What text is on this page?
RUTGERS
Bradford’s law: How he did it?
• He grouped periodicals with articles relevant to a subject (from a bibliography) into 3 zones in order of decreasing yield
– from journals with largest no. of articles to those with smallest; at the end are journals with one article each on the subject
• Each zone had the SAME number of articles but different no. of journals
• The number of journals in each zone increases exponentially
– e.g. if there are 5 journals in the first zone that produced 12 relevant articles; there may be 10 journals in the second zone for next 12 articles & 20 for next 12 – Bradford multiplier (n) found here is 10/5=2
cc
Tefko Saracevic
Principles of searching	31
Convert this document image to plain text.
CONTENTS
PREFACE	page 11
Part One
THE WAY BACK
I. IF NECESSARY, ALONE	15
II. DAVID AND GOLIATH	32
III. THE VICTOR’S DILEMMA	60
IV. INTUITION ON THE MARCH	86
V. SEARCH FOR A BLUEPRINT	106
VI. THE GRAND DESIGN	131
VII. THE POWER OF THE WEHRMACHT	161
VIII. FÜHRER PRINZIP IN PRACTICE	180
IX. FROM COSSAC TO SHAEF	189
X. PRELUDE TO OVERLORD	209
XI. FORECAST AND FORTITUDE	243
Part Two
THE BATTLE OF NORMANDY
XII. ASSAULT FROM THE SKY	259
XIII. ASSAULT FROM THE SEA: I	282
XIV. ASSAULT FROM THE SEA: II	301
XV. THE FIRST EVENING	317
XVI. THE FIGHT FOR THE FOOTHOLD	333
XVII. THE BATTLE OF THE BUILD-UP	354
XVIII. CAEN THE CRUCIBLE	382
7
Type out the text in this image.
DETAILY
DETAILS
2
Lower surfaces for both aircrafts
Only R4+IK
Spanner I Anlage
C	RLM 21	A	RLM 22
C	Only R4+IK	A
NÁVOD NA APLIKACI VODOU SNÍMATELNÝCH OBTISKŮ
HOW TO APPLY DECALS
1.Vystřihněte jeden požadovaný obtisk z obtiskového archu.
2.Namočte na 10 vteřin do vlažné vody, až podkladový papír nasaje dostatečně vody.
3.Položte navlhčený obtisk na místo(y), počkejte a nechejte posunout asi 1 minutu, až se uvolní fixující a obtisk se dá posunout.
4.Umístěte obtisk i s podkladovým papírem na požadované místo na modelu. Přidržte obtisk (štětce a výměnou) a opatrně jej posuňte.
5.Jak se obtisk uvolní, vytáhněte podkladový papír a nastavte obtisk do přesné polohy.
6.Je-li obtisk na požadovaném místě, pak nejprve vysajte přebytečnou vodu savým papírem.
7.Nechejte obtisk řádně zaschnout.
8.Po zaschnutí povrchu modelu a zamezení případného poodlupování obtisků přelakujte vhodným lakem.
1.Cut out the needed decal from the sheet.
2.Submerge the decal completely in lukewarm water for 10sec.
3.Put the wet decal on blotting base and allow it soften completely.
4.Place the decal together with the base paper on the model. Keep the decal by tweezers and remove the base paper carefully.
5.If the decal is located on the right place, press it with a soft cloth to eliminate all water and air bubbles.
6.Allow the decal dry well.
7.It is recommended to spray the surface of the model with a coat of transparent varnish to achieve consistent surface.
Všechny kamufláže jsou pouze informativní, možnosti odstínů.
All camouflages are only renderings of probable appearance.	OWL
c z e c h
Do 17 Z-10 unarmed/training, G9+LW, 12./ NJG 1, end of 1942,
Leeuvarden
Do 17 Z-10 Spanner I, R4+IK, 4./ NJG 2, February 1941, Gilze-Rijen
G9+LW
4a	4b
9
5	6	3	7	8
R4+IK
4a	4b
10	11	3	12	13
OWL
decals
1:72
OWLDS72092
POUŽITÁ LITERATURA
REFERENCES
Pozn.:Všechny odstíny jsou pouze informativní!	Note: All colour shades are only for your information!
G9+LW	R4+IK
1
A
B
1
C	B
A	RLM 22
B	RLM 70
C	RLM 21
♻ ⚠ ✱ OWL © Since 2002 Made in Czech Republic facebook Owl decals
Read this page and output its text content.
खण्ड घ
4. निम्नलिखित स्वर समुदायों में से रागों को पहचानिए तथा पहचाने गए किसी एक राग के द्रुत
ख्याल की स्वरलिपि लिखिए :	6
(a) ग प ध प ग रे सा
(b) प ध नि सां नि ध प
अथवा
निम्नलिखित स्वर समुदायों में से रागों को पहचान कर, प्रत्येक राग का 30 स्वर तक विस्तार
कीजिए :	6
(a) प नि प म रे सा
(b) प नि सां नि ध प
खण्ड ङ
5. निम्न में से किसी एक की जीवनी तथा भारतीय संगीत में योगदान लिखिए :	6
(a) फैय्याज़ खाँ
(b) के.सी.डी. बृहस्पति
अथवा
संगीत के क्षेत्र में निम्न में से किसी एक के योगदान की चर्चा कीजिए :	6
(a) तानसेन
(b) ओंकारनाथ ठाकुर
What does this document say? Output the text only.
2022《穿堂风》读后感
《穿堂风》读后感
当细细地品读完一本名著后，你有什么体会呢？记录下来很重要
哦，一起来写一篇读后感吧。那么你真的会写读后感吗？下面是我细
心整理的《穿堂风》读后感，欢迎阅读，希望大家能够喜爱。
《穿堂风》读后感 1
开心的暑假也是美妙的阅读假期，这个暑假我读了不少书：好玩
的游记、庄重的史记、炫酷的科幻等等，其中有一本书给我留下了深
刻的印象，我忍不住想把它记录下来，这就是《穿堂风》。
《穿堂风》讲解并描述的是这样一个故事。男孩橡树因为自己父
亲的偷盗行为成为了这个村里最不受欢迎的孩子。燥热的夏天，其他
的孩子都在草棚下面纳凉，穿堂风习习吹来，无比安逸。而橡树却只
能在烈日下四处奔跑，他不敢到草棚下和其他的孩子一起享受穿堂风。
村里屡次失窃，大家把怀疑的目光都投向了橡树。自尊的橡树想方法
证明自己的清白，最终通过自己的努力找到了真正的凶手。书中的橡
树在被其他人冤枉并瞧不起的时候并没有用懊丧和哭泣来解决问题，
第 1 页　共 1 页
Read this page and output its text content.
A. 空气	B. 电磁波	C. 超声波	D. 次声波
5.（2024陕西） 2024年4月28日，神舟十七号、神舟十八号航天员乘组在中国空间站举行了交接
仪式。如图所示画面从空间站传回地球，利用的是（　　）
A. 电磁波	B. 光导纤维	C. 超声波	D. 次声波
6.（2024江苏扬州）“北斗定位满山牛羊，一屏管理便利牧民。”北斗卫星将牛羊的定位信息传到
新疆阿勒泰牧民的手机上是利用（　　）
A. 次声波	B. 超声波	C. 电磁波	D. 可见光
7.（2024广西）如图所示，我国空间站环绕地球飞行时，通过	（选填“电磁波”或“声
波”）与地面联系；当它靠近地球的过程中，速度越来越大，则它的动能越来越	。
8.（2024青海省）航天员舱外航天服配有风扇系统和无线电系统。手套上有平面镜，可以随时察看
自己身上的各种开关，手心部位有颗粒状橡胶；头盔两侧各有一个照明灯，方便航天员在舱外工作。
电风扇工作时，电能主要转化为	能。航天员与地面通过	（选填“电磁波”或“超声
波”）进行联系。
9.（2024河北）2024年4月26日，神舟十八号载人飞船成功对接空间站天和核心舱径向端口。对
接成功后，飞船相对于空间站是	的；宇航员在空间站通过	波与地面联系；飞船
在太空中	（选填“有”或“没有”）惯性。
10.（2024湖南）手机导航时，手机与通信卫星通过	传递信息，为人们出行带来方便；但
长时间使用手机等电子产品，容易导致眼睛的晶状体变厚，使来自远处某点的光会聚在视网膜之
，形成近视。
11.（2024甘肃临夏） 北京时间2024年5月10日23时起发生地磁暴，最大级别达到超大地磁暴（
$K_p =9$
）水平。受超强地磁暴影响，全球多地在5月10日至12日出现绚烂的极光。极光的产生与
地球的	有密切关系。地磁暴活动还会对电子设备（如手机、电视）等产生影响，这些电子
____
▸ **STATED TASK**
Filter the entries down to the lines containing "this". Copy each of those lines.

▸ **EXERCISE RESULT**
What text is on this page?
Convert this document image to plain text.
Type out the text in this image.
Read this page and output its text content.
What does this document say? Output the text only.
Read this page and output its text content.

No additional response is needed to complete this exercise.